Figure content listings
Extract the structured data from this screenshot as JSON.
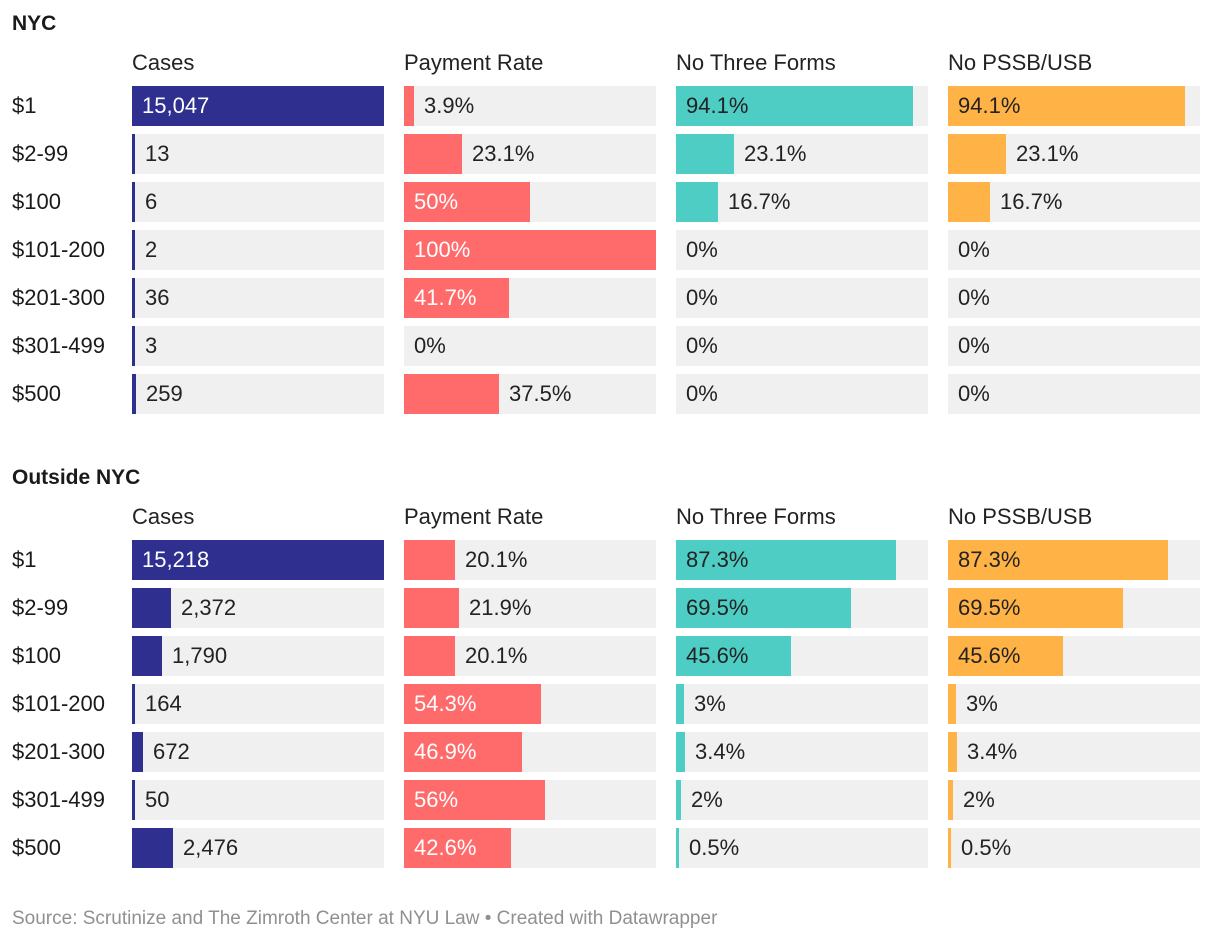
{
  "colors": {
    "cases": "#2e2f8f",
    "payment_rate": "#ff6b6b",
    "no_three_forms": "#4ecdc4",
    "no_pssb_usb": "#ffb347"
  },
  "source_note": "Source: Scrutinize and The Zimroth Center at NYU Law • Created with Datawrapper",
  "chart_data": [
    {
      "type": "bar",
      "title": "NYC",
      "categories": [
        "$1",
        "$2-99",
        "$100",
        "$101-200",
        "$201-300",
        "$301-499",
        "$500"
      ],
      "series": [
        {
          "name": "Cases",
          "values": [
            15047,
            13,
            6,
            2,
            36,
            3,
            259
          ],
          "labels": [
            "15,047",
            "13",
            "6",
            "2",
            "36",
            "3",
            "259"
          ]
        },
        {
          "name": "Payment Rate",
          "values": [
            3.9,
            23.1,
            50,
            100,
            41.7,
            0,
            37.5
          ],
          "labels": [
            "3.9%",
            "23.1%",
            "50%",
            "100%",
            "41.7%",
            "0%",
            "37.5%"
          ]
        },
        {
          "name": "No Three Forms",
          "values": [
            94.1,
            23.1,
            16.7,
            0,
            0,
            0,
            0
          ],
          "labels": [
            "94.1%",
            "23.1%",
            "16.7%",
            "0%",
            "0%",
            "0%",
            "0%"
          ]
        },
        {
          "name": "No PSSB/USB",
          "values": [
            94.1,
            23.1,
            16.7,
            0,
            0,
            0,
            0
          ],
          "labels": [
            "94.1%",
            "23.1%",
            "16.7%",
            "0%",
            "0%",
            "0%",
            "0%"
          ]
        }
      ]
    },
    {
      "type": "bar",
      "title": "Outside NYC",
      "categories": [
        "$1",
        "$2-99",
        "$100",
        "$101-200",
        "$201-300",
        "$301-499",
        "$500"
      ],
      "series": [
        {
          "name": "Cases",
          "values": [
            15218,
            2372,
            1790,
            164,
            672,
            50,
            2476
          ],
          "labels": [
            "15,218",
            "2,372",
            "1,790",
            "164",
            "672",
            "50",
            "2,476"
          ]
        },
        {
          "name": "Payment Rate",
          "values": [
            20.1,
            21.9,
            20.1,
            54.3,
            46.9,
            56,
            42.6
          ],
          "labels": [
            "20.1%",
            "21.9%",
            "20.1%",
            "54.3%",
            "46.9%",
            "56%",
            "42.6%"
          ]
        },
        {
          "name": "No Three Forms",
          "values": [
            87.3,
            69.5,
            45.6,
            3,
            3.4,
            2,
            0.5
          ],
          "labels": [
            "87.3%",
            "69.5%",
            "45.6%",
            "3%",
            "3.4%",
            "2%",
            "0.5%"
          ]
        },
        {
          "name": "No PSSB/USB",
          "values": [
            87.3,
            69.5,
            45.6,
            3,
            3.4,
            2,
            0.5
          ],
          "labels": [
            "87.3%",
            "69.5%",
            "45.6%",
            "3%",
            "3.4%",
            "2%",
            "0.5%"
          ]
        }
      ]
    }
  ]
}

* _The problem_:
Pictures don't belong in the copy. Restate all the entries exactly.

* _Solution to this exercise_:
Extract the structured data from this screenshot as JSON.
{
  "colors": {
    "cases": "#2e2f8f",
    "payment_rate": "#ff6b6b",
    "no_three_forms": "#4ecdc4",
    "no_pssb_usb": "#ffb347"
  },
  "source_note": "Source: Scrutinize and The Zimroth Center at NYU Law • Created with Datawrapper",
  "chart_data": [
    {
      "type": "bar",
      "title": "NYC",
      "categories": [
        "$1",
        "$2-99",
        "$100",
        "$101-200",
        "$201-300",
        "$301-499",
        "$500"
      ],
      "series": [
        {
          "name": "Cases",
          "values": [
            15047,
            13,
            6,
            2,
            36,
            3,
            259
          ],
          "labels": [
            "15,047",
            "13",
            "6",
            "2",
            "36",
            "3",
            "259"
          ]
        },
        {
          "name": "Payment Rate",
          "values": [
            3.9,
            23.1,
            50,
            100,
            41.7,
            0,
            37.5
          ],
          "labels": [
            "3.9%",
            "23.1%",
            "50%",
            "100%",
            "41.7%",
            "0%",
            "37.5%"
          ]
        },
        {
          "name": "No Three Forms",
          "values": [
            94.1,
            23.1,
            16.7,
            0,
            0,
            0,
            0
          ],
          "labels": [
            "94.1%",
            "23.1%",
            "16.7%",
            "0%",
            "0%",
            "0%",
            "0%"
          ]
        },
        {
          "name": "No PSSB/USB",
          "values": [
            94.1,
            23.1,
            16.7,
            0,
            0,
            0,
            0
          ],
          "labels": [
            "94.1%",
            "23.1%",
            "16.7%",
            "0%",
            "0%",
            "0%",
            "0%"
          ]
        }
      ]
    },
    {
      "type": "bar",
      "title": "Outside NYC",
      "categories": [
        "$1",
        "$2-99",
        "$100",
        "$101-200",
        "$201-300",
        "$301-499",
        "$500"
      ],
      "series": [
        {
          "name": "Cases",
          "values": [
            15218,
            2372,
            1790,
            164,
            672,
            50,
            2476
          ],
          "labels": [
            "15,218",
            "2,372",
            "1,790",
            "164",
            "672",
            "50",
            "2,476"
          ]
        },
        {
          "name": "Payment Rate",
          "values": [
            20.1,
            21.9,
            20.1,
            54.3,
            46.9,
            56,
            42.6
          ],
          "labels": [
            "20.1%",
            "21.9%",
            "20.1%",
            "54.3%",
            "46.9%",
            "56%",
            "42.6%"
          ]
        },
        {
          "name": "No Three Forms",
          "values": [
            87.3,
            69.5,
            45.6,
            3,
            3.4,
            2,
            0.5
          ],
          "labels": [
            "87.3%",
            "69.5%",
            "45.6%",
            "3%",
            "3.4%",
            "2%",
            "0.5%"
          ]
        },
        {
          "name": "No PSSB/USB",
          "values": [
            87.3,
            69.5,
            45.6,
            3,
            3.4,
            2,
            0.5
          ],
          "labels": [
            "87.3%",
            "69.5%",
            "45.6%",
            "3%",
            "3.4%",
            "2%",
            "0.5%"
          ]
        }
      ]
    }
  ]
}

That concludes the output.